#### Problem to solve:
Return the records that follow unaltered. Omit every picture.

================

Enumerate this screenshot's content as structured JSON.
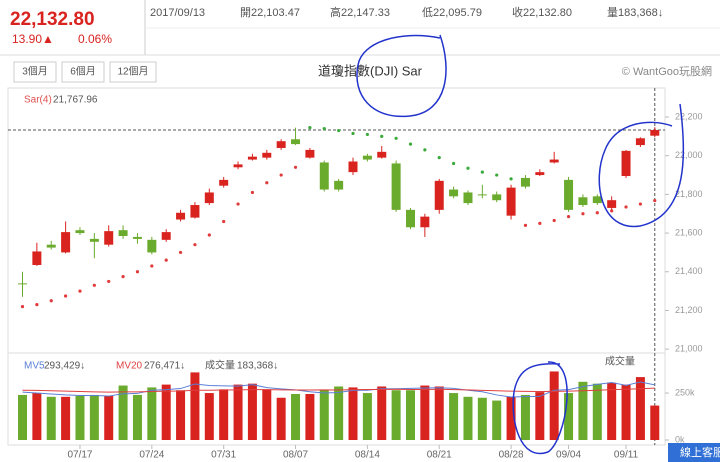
{
  "quote": {
    "price": "22,132.80",
    "change": "13.90▲",
    "percent": "0.06%",
    "date": "2017/09/13",
    "open": "開22,103.47",
    "high": "高22,147.33",
    "low": "低22,095.79",
    "close": "收22,132.80",
    "volume": "量183,368↓"
  },
  "buttons": [
    "3個月",
    "6個月",
    "12個月"
  ],
  "brand": "© WantGoo玩股網",
  "support": "線上客服",
  "chart_data": {
    "type": "candlestick",
    "title": "道瓊指數(DJI) Sar",
    "sar_label": "Sar(4)",
    "sar_value_label": "21,767.96",
    "up_color": "#d9231f",
    "down_color": "#6aaa2c",
    "sar_color_below": "#e03a3a",
    "sar_color_above": "#3aaa3a",
    "categories": [
      null,
      null,
      null,
      null,
      "07/17",
      null,
      null,
      null,
      null,
      "07/24",
      null,
      null,
      null,
      null,
      "07/31",
      null,
      null,
      null,
      null,
      "08/07",
      null,
      null,
      null,
      null,
      "08/14",
      null,
      null,
      null,
      null,
      "08/21",
      null,
      null,
      null,
      null,
      "08/28",
      null,
      null,
      null,
      "09/04",
      null,
      null,
      null,
      "09/11",
      null,
      null
    ],
    "open": [
      21340,
      21435,
      21540,
      21500,
      21615,
      21570,
      21540,
      21615,
      21580,
      21565,
      21565,
      21670,
      21680,
      21755,
      21845,
      21940,
      21980,
      21990,
      22040,
      22085,
      21990,
      21965,
      21870,
      21915,
      22000,
      21990,
      21960,
      21720,
      21630,
      21720,
      21825,
      21810,
      21800,
      21800,
      21690,
      21885,
      21900,
      21965,
      21875,
      21785,
      21790,
      21730,
      21895,
      22055,
      22103.47
    ],
    "high": [
      21400,
      21550,
      21560,
      21660,
      21630,
      21600,
      21640,
      21640,
      21600,
      21580,
      21620,
      21720,
      21760,
      21830,
      21890,
      21970,
      22010,
      22030,
      22085,
      22145,
      22040,
      21975,
      21880,
      21990,
      22010,
      22050,
      21975,
      21730,
      21700,
      21880,
      21840,
      21820,
      21850,
      21815,
      21850,
      21900,
      21930,
      22020,
      21890,
      21800,
      21800,
      21790,
      22030,
      22095,
      22147.33
    ],
    "low": [
      21270,
      21430,
      21515,
      21495,
      21590,
      21470,
      21530,
      21570,
      21545,
      21490,
      21555,
      21660,
      21675,
      21745,
      21835,
      21930,
      21975,
      21980,
      22030,
      22055,
      21985,
      21815,
      21815,
      21900,
      21970,
      21985,
      21710,
      21620,
      21580,
      21700,
      21780,
      21745,
      21780,
      21760,
      21670,
      21830,
      21895,
      21960,
      21710,
      21735,
      21745,
      21715,
      21885,
      22045,
      22095.79
    ],
    "close": [
      21338,
      21505,
      21525,
      21605,
      21600,
      21555,
      21610,
      21585,
      21570,
      21500,
      21605,
      21705,
      21745,
      21810,
      21875,
      21955,
      21995,
      22015,
      22075,
      22060,
      22030,
      21825,
      21825,
      21970,
      21980,
      22020,
      21720,
      21630,
      21685,
      21870,
      21790,
      21755,
      21795,
      21770,
      21835,
      21840,
      21915,
      21980,
      21720,
      21745,
      21755,
      21770,
      22025,
      22090,
      22132.8
    ],
    "sar": [
      21220,
      21230,
      21250,
      21275,
      21300,
      21330,
      21350,
      21375,
      21400,
      21430,
      21460,
      21500,
      21540,
      21590,
      21660,
      21750,
      21810,
      21860,
      21900,
      21940,
      22145,
      22140,
      22130,
      22115,
      22110,
      22100,
      22090,
      22060,
      22030,
      21990,
      21960,
      21935,
      21915,
      21900,
      21880,
      21640,
      21650,
      21665,
      21685,
      21700,
      21705,
      21715,
      21735,
      21750,
      21767.96
    ],
    "ylim": [
      20980,
      22350
    ],
    "yticks": [
      {
        "value": 21000,
        "label": "21,000"
      },
      {
        "value": 21200,
        "label": "21,200"
      },
      {
        "value": 21400,
        "label": "21,400"
      },
      {
        "value": 21600,
        "label": "21,600"
      },
      {
        "value": 21800,
        "label": "21,800"
      },
      {
        "value": 22000,
        "label": "22,000"
      },
      {
        "value": 22200,
        "label": "22,200"
      }
    ],
    "volume": {
      "label": "成交量",
      "legend_label": "成交量",
      "value_label": "183,368↓",
      "values": [
        240000,
        250000,
        230000,
        230000,
        235000,
        240000,
        235000,
        290000,
        240000,
        280000,
        295000,
        265000,
        360000,
        250000,
        270000,
        295000,
        300000,
        270000,
        225000,
        245000,
        245000,
        265000,
        285000,
        280000,
        250000,
        285000,
        265000,
        265000,
        290000,
        285000,
        250000,
        230000,
        225000,
        210000,
        230000,
        240000,
        255000,
        365000,
        250000,
        310000,
        300000,
        305000,
        295000,
        335000,
        183368
      ],
      "ylim": [
        0,
        450000
      ],
      "yticks": [
        {
          "value": 0,
          "label": "0k"
        },
        {
          "value": 250000,
          "label": "250k"
        }
      ],
      "series": [
        {
          "name": "MV5",
          "color": "#5b7fd6",
          "value_label": "293,429↓",
          "values": [
            255000,
            250000,
            245000,
            240000,
            237000,
            237000,
            234000,
            246000,
            248000,
            265000,
            268000,
            274000,
            298000,
            290000,
            288000,
            287000,
            295000,
            279000,
            272000,
            267000,
            257000,
            250000,
            253000,
            264000,
            265000,
            273000,
            273000,
            275000,
            277000,
            278000,
            275000,
            265000,
            257000,
            240000,
            229000,
            231000,
            232000,
            265000,
            268000,
            284000,
            296000,
            306000,
            291000,
            309000,
            293429
          ]
        },
        {
          "name": "MV20",
          "color": "#e04040",
          "value_label": "276,471↓",
          "values": [
            265000,
            264000,
            262000,
            260000,
            258000,
            256000,
            255000,
            256000,
            256000,
            258000,
            260000,
            261000,
            265000,
            265000,
            266000,
            267000,
            268000,
            268000,
            267000,
            266000,
            266000,
            267000,
            266000,
            268000,
            269000,
            269000,
            270000,
            269000,
            269000,
            270000,
            268000,
            267000,
            264000,
            262000,
            260000,
            259000,
            258000,
            259000,
            260000,
            262000,
            265000,
            268000,
            270000,
            273000,
            276471
          ]
        }
      ]
    }
  }
}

================

#### Task answer:
Enumerate this screenshot's content as structured JSON.
{
  "quote": {
    "price": "22,132.80",
    "change": "13.90▲",
    "percent": "0.06%",
    "date": "2017/09/13",
    "open": "開22,103.47",
    "high": "高22,147.33",
    "low": "低22,095.79",
    "close": "收22,132.80",
    "volume": "量183,368↓"
  },
  "buttons": [
    "3個月",
    "6個月",
    "12個月"
  ],
  "brand": "© WantGoo玩股網",
  "support": "線上客服",
  "chart_data": {
    "type": "candlestick",
    "title": "道瓊指數(DJI) Sar",
    "sar_label": "Sar(4)",
    "sar_value_label": "21,767.96",
    "up_color": "#d9231f",
    "down_color": "#6aaa2c",
    "sar_color_below": "#e03a3a",
    "sar_color_above": "#3aaa3a",
    "categories": [
      null,
      null,
      null,
      null,
      "07/17",
      null,
      null,
      null,
      null,
      "07/24",
      null,
      null,
      null,
      null,
      "07/31",
      null,
      null,
      null,
      null,
      "08/07",
      null,
      null,
      null,
      null,
      "08/14",
      null,
      null,
      null,
      null,
      "08/21",
      null,
      null,
      null,
      null,
      "08/28",
      null,
      null,
      null,
      "09/04",
      null,
      null,
      null,
      "09/11",
      null,
      null
    ],
    "open": [
      21340,
      21435,
      21540,
      21500,
      21615,
      21570,
      21540,
      21615,
      21580,
      21565,
      21565,
      21670,
      21680,
      21755,
      21845,
      21940,
      21980,
      21990,
      22040,
      22085,
      21990,
      21965,
      21870,
      21915,
      22000,
      21990,
      21960,
      21720,
      21630,
      21720,
      21825,
      21810,
      21800,
      21800,
      21690,
      21885,
      21900,
      21965,
      21875,
      21785,
      21790,
      21730,
      21895,
      22055,
      22103.47
    ],
    "high": [
      21400,
      21550,
      21560,
      21660,
      21630,
      21600,
      21640,
      21640,
      21600,
      21580,
      21620,
      21720,
      21760,
      21830,
      21890,
      21970,
      22010,
      22030,
      22085,
      22145,
      22040,
      21975,
      21880,
      21990,
      22010,
      22050,
      21975,
      21730,
      21700,
      21880,
      21840,
      21820,
      21850,
      21815,
      21850,
      21900,
      21930,
      22020,
      21890,
      21800,
      21800,
      21790,
      22030,
      22095,
      22147.33
    ],
    "low": [
      21270,
      21430,
      21515,
      21495,
      21590,
      21470,
      21530,
      21570,
      21545,
      21490,
      21555,
      21660,
      21675,
      21745,
      21835,
      21930,
      21975,
      21980,
      22030,
      22055,
      21985,
      21815,
      21815,
      21900,
      21970,
      21985,
      21710,
      21620,
      21580,
      21700,
      21780,
      21745,
      21780,
      21760,
      21670,
      21830,
      21895,
      21960,
      21710,
      21735,
      21745,
      21715,
      21885,
      22045,
      22095.79
    ],
    "close": [
      21338,
      21505,
      21525,
      21605,
      21600,
      21555,
      21610,
      21585,
      21570,
      21500,
      21605,
      21705,
      21745,
      21810,
      21875,
      21955,
      21995,
      22015,
      22075,
      22060,
      22030,
      21825,
      21825,
      21970,
      21980,
      22020,
      21720,
      21630,
      21685,
      21870,
      21790,
      21755,
      21795,
      21770,
      21835,
      21840,
      21915,
      21980,
      21720,
      21745,
      21755,
      21770,
      22025,
      22090,
      22132.8
    ],
    "sar": [
      21220,
      21230,
      21250,
      21275,
      21300,
      21330,
      21350,
      21375,
      21400,
      21430,
      21460,
      21500,
      21540,
      21590,
      21660,
      21750,
      21810,
      21860,
      21900,
      21940,
      22145,
      22140,
      22130,
      22115,
      22110,
      22100,
      22090,
      22060,
      22030,
      21990,
      21960,
      21935,
      21915,
      21900,
      21880,
      21640,
      21650,
      21665,
      21685,
      21700,
      21705,
      21715,
      21735,
      21750,
      21767.96
    ],
    "ylim": [
      20980,
      22350
    ],
    "yticks": [
      {
        "value": 21000,
        "label": "21,000"
      },
      {
        "value": 21200,
        "label": "21,200"
      },
      {
        "value": 21400,
        "label": "21,400"
      },
      {
        "value": 21600,
        "label": "21,600"
      },
      {
        "value": 21800,
        "label": "21,800"
      },
      {
        "value": 22000,
        "label": "22,000"
      },
      {
        "value": 22200,
        "label": "22,200"
      }
    ],
    "volume": {
      "label": "成交量",
      "legend_label": "成交量",
      "value_label": "183,368↓",
      "values": [
        240000,
        250000,
        230000,
        230000,
        235000,
        240000,
        235000,
        290000,
        240000,
        280000,
        295000,
        265000,
        360000,
        250000,
        270000,
        295000,
        300000,
        270000,
        225000,
        245000,
        245000,
        265000,
        285000,
        280000,
        250000,
        285000,
        265000,
        265000,
        290000,
        285000,
        250000,
        230000,
        225000,
        210000,
        230000,
        240000,
        255000,
        365000,
        250000,
        310000,
        300000,
        305000,
        295000,
        335000,
        183368
      ],
      "ylim": [
        0,
        450000
      ],
      "yticks": [
        {
          "value": 0,
          "label": "0k"
        },
        {
          "value": 250000,
          "label": "250k"
        }
      ],
      "series": [
        {
          "name": "MV5",
          "color": "#5b7fd6",
          "value_label": "293,429↓",
          "values": [
            255000,
            250000,
            245000,
            240000,
            237000,
            237000,
            234000,
            246000,
            248000,
            265000,
            268000,
            274000,
            298000,
            290000,
            288000,
            287000,
            295000,
            279000,
            272000,
            267000,
            257000,
            250000,
            253000,
            264000,
            265000,
            273000,
            273000,
            275000,
            277000,
            278000,
            275000,
            265000,
            257000,
            240000,
            229000,
            231000,
            232000,
            265000,
            268000,
            284000,
            296000,
            306000,
            291000,
            309000,
            293429
          ]
        },
        {
          "name": "MV20",
          "color": "#e04040",
          "value_label": "276,471↓",
          "values": [
            265000,
            264000,
            262000,
            260000,
            258000,
            256000,
            255000,
            256000,
            256000,
            258000,
            260000,
            261000,
            265000,
            265000,
            266000,
            267000,
            268000,
            268000,
            267000,
            266000,
            266000,
            267000,
            266000,
            268000,
            269000,
            269000,
            270000,
            269000,
            269000,
            270000,
            268000,
            267000,
            264000,
            262000,
            260000,
            259000,
            258000,
            259000,
            260000,
            262000,
            265000,
            268000,
            270000,
            273000,
            276471
          ]
        }
      ]
    }
  }
}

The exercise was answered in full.